═════ GIVEN ENTRIES ═════
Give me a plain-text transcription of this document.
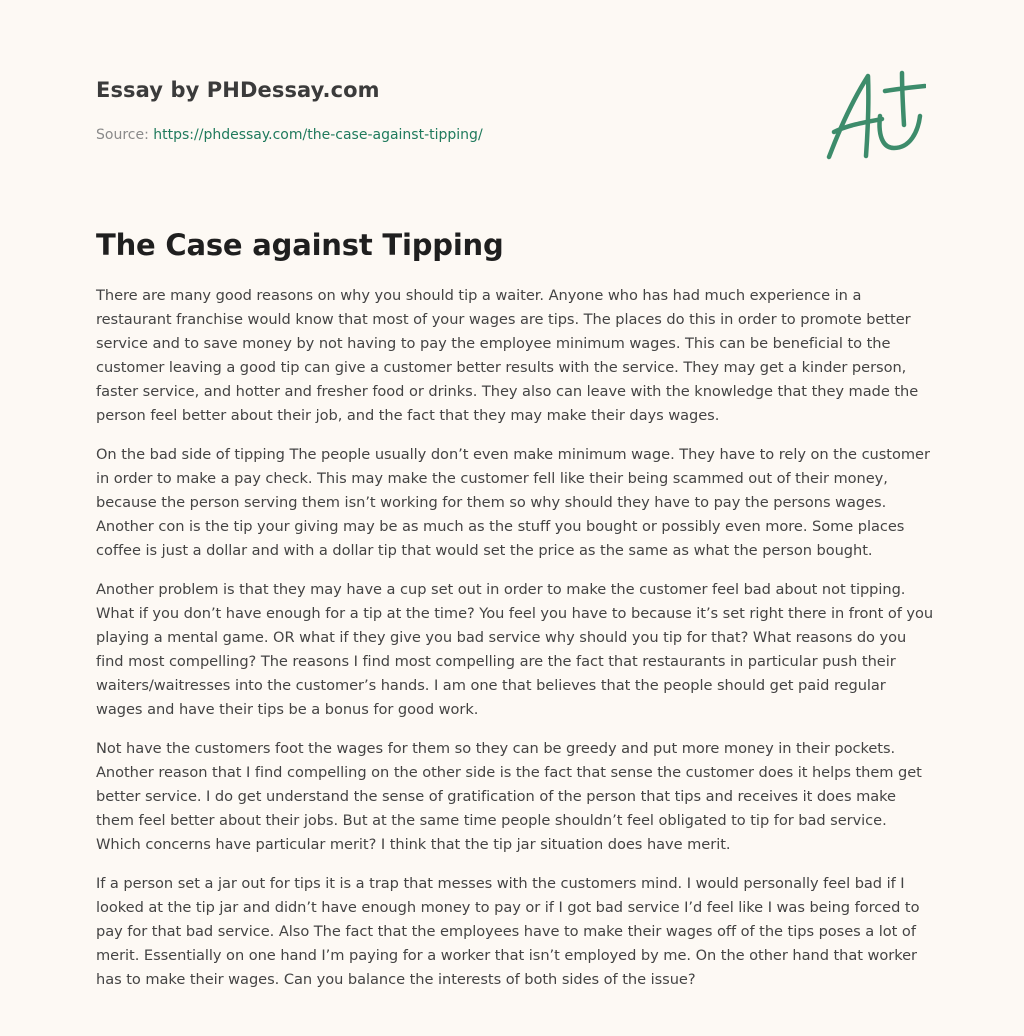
Essay by PHDessay.com
Source: https://phdessay.com/the-case-against-tipping/
The Case against Tipping

There are many good reasons on why you should tip a waiter. Anyone who has had much experience in a restaurant franchise would know that most of your wages are tips. The places do this in order to promote better service and to save money by not having to pay the employee minimum wages. This can be beneficial to the customer leaving a good tip can give a customer better results with the service. They may get a kinder person, faster service, and hotter and fresher food or drinks. They also can leave with the knowledge that they made the person feel better about their job, and the fact that they may make their days wages.

On the bad side of tipping The people usually don’t even make minimum wage. They have to rely on the customer in order to make a pay check. This may make the customer fell like their being scammed out of their money, because the person serving them isn’t working for them so why should they have to pay the persons wages. Another con is the tip your giving may be as much as the stuff you bought or possibly even more. Some places coffee is just a dollar and with a dollar tip that would set the price as the same as what the person bought.

Another problem is that they may have a cup set out in order to make the customer feel bad about not tipping. What if you don’t have enough for a tip at the time? You feel you have to because it’s set right there in front of you playing a mental game. OR what if they give you bad service why should you tip for that? What reasons do you find most compelling? The reasons I find most compelling are the fact that restaurants in particular push their waiters/waitresses into the customer’s hands. I am one that believes that the people should get paid regular wages and have their tips be a bonus for good work.

Not have the customers foot the wages for them so they can be greedy and put more money in their pockets. Another reason that I find compelling on the other side is the fact that sense the customer does it helps them get better service. I do get understand the sense of gratification of the person that tips and receives it does make them feel better about their jobs. But at the same time people shouldn’t feel obligated to tip for bad service. Which concerns have particular merit? I think that the tip jar situation does have merit.

If a person set a jar out for tips it is a trap that messes with the customers mind. I would personally feel bad if I looked at the tip jar and didn’t have enough money to pay or if I got bad service I’d feel like I was being forced to pay for that bad service. Also The fact that the employees have to make their wages off of the tips poses a lot of merit. Essentially on one hand I’m paying for a worker that isn’t employed by me. On the other hand that worker has to make their wages. Can you balance the interests of both sides of the issue?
═════
* _WHAT YOU HAVE TO DO_:
All lines that include "people" are to be gathered and copied.

* _ANSWER FOR THE TASK_:
On the bad side of tipping The people usually don’t even make minimum wage. They have to rely on the customer in order to make a pay check. This may make the customer fell like their being scammed out of their money, because the person serving them isn’t working for them so why should they have to pay the persons wages. Another con is the tip your giving may be as much as the stuff you bought or possibly even more. Some places coffee is just a dollar and with a dollar tip that would set the price as the same as what the person bought.
Another problem is that they may have a cup set out in order to make the customer feel bad about not tipping. What if you don’t have enough for a tip at the time? You feel you have to because it’s set right there in front of you playing a mental game. OR what if they give you bad service why should you tip for that? What reasons do you find most compelling? The reasons I find most compelling are the fact that restaurants in particular push their waiters/waitresses into the customer’s hands. I am one that believes that the people should get paid regular wages and have their tips be a bonus for good work.
Not have the customers foot the wages for them so they can be greedy and put more money in their pockets. Another reason that I find compelling on the other side is the fact that sense the customer does it helps them get better service. I do get understand the sense of gratification of the person that tips and receives it does make them feel better about their jobs. But at the same time people shouldn’t feel obligated to tip for bad service. Which concerns have particular merit? I think that the tip jar situation does have merit.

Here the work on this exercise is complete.